REQUIRED TASK
Each line below either holds the string "title" or doesn't. Count those that do and give only the number.

— start ENTRIES SHOWN —

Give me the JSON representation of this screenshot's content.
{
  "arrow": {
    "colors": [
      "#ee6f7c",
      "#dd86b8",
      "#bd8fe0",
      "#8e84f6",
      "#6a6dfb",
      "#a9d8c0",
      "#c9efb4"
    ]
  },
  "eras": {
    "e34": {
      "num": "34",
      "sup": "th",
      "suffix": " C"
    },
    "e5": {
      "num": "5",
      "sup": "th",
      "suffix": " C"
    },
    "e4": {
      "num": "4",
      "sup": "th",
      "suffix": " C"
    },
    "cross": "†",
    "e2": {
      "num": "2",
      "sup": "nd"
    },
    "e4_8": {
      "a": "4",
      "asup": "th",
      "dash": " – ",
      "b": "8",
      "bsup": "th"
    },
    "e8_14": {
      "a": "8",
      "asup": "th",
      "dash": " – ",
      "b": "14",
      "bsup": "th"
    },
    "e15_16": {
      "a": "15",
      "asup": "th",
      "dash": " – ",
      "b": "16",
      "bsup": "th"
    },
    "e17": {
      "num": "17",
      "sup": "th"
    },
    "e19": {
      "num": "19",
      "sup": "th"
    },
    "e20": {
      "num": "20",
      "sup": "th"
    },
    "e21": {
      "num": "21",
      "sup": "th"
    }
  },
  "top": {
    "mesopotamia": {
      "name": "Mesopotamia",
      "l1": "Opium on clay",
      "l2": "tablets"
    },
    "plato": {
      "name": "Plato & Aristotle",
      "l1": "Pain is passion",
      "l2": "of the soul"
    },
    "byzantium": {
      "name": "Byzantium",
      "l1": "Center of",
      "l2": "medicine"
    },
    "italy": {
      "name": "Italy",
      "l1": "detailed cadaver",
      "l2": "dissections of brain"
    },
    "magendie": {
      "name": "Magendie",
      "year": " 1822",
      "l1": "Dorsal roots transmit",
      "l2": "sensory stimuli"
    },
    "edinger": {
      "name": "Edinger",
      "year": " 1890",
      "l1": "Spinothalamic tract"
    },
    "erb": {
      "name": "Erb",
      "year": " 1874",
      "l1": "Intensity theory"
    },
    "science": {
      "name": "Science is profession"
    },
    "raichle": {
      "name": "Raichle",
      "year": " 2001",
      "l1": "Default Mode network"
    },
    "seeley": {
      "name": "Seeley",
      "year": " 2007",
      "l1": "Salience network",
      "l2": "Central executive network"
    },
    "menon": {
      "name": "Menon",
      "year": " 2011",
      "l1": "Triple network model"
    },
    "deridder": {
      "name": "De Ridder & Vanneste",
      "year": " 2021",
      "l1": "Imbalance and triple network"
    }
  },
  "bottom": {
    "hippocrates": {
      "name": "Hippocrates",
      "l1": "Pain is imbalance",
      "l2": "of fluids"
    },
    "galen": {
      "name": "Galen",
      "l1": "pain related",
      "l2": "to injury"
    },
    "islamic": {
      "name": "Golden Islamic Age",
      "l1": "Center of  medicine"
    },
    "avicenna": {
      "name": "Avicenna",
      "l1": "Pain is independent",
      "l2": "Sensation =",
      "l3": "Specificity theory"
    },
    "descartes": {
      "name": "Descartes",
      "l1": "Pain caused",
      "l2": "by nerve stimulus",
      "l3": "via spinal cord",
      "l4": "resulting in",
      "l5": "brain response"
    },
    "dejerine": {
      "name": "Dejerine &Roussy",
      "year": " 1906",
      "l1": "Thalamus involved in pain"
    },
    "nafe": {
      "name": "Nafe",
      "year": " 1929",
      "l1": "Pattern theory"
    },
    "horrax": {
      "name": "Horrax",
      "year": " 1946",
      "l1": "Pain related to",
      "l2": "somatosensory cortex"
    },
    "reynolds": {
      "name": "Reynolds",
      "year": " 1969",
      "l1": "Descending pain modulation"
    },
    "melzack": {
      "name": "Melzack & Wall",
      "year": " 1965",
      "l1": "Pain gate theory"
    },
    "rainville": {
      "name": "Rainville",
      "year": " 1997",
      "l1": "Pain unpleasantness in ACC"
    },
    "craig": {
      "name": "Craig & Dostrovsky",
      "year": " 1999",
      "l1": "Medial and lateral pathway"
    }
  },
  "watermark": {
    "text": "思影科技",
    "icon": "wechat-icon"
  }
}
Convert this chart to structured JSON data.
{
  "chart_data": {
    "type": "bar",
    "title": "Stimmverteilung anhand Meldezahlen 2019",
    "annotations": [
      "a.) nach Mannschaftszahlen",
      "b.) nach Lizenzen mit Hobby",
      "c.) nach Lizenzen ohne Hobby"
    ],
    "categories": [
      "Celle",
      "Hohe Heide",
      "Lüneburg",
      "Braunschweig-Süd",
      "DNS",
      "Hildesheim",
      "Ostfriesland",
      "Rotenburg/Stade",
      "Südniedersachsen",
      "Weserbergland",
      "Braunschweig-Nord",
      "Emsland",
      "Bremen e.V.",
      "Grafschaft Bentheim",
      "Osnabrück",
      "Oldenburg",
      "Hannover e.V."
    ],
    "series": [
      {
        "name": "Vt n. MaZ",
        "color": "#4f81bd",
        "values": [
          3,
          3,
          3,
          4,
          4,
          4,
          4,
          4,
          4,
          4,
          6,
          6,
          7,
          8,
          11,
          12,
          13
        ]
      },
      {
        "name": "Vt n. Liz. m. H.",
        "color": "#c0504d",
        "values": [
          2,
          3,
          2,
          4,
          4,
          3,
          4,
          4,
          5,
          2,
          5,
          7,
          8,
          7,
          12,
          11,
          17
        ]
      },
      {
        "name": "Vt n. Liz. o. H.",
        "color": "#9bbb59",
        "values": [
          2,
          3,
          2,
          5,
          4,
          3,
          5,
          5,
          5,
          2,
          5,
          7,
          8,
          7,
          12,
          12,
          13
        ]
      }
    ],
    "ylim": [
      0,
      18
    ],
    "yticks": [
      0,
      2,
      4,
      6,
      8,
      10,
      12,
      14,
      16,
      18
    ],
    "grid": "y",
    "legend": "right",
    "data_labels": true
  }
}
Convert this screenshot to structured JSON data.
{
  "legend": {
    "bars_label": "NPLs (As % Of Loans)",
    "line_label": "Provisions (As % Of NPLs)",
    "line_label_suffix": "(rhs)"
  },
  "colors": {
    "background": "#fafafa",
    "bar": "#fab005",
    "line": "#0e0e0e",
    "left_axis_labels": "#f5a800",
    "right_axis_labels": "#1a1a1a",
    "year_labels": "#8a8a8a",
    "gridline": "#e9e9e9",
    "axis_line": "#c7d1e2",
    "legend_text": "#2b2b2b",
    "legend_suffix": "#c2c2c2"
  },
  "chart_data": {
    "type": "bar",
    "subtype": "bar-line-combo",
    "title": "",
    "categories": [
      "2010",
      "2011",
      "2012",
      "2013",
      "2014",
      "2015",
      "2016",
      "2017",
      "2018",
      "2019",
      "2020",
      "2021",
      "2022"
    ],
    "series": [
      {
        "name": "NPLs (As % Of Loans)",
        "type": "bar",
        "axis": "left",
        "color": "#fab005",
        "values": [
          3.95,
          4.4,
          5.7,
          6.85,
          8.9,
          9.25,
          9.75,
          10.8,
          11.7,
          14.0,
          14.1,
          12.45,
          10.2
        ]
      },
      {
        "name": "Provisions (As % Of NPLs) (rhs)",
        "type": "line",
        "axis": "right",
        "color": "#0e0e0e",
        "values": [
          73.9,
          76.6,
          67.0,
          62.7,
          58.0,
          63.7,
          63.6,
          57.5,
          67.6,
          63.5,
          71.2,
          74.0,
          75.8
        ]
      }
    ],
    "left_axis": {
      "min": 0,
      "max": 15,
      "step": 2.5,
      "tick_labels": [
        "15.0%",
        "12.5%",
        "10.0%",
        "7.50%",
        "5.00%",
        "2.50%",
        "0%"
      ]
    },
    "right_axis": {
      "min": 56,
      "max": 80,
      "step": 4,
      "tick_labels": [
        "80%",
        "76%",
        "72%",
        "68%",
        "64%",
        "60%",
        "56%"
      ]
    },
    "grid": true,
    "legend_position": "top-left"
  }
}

— end ENTRIES SHOWN —

SOLUTION TO THE EXERCISE
2